Text excerpt:
What could be better? Elements of creole cooking combined with comfort food… for me that’s redundant, but that’s not the point…

Creole Tuna Casserole

Ingredients:

1 tablespoon olive oil
2 tins (12 oz. total) of tuna packed in water, drained
1 medium yellow onion, diced
1 medium bell pepper, diced
2 cloves of garlic
1 can of Rotel or diced tomatoes
16 oz. shell-type or rotini pasta (any type that will hold sauce well)
1/4 cup butter
1/4 cup flour
2 1/2 cups of milk
8 oz. SHARP cheddar cheese
a couple of dashes of Worchestershire sauce
1 tablespoon Kosher salt
black pepper to taste
1 tablespoon creole seasoning
hot sauce to taste
1/2 cup seasoned bread crumbs or Panko bread crumbs (depends on your taste)

Preheat oven to 350 degrees;. Start your pasta water boiling. Sautée onion and bell pepper in a tablespoon or so of olive oil until onions are translucent (about 5 minutes). Add garlic and tomatoes and sautee mixture for another 2 minutes. Season vegetable mixture with creole seasoning, salt, pepper, Worcestershire, and hot sauce then remove from heat. Check pasta for just below al dente stage as the pasta will cook more in the oven, drain pasta when it’s done. The next step is to make a béchamel sauce. Start the roux by melting the butter and adding the flour to the melted butter. You only want this to be a blond roux, so you don’t need to cook it long, just long enough to get rid of the raw flour taste. Add cold milk to roux and whisk until smooth. Add 3/4 of your shredded cheddar cheese to béchamel and whisk until creamy smooth. Combine tuna, pasta and vegetable mixture in a bowl and mix together until all the ingredients are fairly integrated. Add béchamel to mixture and fold until blended. Transfer mixture into a casserole dish, top with leftover cheese and bread crumbs. To make bread crumbs turn out crunchy and golden brown, add a tablespoon more of butter, chopped, to the top. Bake at 350 degrees; for 30 minutes.

EDIT: you can try it with Fontina or Gruyere mixed in with the cheddar. Or better yet, try Pepper Jack.

Input rows:

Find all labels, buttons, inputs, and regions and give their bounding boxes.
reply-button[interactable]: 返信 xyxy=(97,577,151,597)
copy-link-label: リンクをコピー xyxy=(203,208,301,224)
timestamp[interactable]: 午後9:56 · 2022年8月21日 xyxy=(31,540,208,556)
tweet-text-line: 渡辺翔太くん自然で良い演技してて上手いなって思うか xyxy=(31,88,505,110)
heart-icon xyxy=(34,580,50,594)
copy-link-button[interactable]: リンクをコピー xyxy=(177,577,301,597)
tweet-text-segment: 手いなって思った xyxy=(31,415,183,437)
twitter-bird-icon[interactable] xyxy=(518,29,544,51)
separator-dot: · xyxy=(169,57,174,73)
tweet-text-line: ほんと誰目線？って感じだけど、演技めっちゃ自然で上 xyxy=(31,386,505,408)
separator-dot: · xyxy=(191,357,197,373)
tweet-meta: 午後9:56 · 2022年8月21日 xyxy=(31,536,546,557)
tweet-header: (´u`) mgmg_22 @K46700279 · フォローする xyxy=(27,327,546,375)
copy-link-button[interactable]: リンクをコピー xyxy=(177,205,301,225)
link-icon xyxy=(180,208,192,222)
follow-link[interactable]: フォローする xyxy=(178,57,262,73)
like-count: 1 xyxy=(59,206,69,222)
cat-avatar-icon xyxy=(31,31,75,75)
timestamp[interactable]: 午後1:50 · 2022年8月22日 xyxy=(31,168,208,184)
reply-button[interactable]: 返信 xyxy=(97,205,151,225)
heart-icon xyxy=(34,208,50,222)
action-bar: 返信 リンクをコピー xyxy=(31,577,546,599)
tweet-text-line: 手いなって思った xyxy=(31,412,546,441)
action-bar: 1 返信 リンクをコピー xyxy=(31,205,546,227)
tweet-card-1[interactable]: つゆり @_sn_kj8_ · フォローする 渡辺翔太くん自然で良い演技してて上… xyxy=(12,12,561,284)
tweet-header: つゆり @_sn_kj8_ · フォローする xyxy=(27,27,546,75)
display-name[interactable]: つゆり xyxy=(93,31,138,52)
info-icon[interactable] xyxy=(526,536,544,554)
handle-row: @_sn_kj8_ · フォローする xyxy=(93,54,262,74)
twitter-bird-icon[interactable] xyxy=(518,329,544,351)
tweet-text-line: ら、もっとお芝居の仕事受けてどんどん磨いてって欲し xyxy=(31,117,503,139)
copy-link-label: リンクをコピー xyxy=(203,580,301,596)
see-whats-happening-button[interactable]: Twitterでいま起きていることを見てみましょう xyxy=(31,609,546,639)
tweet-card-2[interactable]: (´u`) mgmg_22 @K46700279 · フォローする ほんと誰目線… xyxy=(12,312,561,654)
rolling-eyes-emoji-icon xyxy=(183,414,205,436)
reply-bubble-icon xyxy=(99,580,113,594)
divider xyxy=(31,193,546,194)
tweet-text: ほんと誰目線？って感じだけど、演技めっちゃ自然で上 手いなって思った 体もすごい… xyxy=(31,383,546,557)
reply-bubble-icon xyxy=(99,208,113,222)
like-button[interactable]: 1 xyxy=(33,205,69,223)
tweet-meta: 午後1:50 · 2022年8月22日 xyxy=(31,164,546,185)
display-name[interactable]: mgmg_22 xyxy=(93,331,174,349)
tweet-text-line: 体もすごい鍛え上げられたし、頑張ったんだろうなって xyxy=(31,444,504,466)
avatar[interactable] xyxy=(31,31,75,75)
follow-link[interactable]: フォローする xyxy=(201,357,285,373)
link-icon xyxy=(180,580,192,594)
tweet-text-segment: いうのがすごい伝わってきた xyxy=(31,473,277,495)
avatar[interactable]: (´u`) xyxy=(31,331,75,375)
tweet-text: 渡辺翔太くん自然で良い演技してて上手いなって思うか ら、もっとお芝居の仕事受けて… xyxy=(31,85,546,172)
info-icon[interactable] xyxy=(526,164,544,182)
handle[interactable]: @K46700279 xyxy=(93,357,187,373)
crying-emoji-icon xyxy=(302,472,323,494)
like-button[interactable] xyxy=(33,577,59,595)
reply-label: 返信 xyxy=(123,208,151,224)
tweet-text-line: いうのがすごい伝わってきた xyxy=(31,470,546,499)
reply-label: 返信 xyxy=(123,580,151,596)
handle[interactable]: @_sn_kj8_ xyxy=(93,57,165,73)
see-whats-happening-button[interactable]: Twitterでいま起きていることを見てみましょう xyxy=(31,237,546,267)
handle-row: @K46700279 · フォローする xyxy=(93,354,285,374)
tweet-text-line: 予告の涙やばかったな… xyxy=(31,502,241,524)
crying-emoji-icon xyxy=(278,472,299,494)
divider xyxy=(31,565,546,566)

Requests:
[a] Answer these about the tuna casserole recipe:
(i) How many cups of milk does the ingredient list call for?
(ii) For how long does the casserole bake?
(iii) Which cheese does the edit at the end call the best option to try?
[b] Render the records as a numbered list, from their first line through the line containing "copy-link-button[interactable]: リンクをコピー xyxy=(177,577,301,597)", leaving out any blank lines.
The records are unrelated to the text.

Task responses:
[a]
(i) 2 1/2 cups
(ii) 30 minutes
(iii) Pepper Jack

[b]
1. Find all labels, buttons, inputs, and regions and give their bounding boxes.
2. reply-button[interactable]: 返信 xyxy=(97,577,151,597)
3. copy-link-label: リンクをコピー xyxy=(203,208,301,224)
4. timestamp[interactable]: 午後9:56 · 2022年8月21日 xyxy=(31,540,208,556)
5. tweet-text-line: 渡辺翔太くん自然で良い演技してて上手いなって思うか xyxy=(31,88,505,110)
6. heart-icon xyxy=(34,580,50,594)
7. copy-link-button[interactable]: リンクをコピー xyxy=(177,577,301,597)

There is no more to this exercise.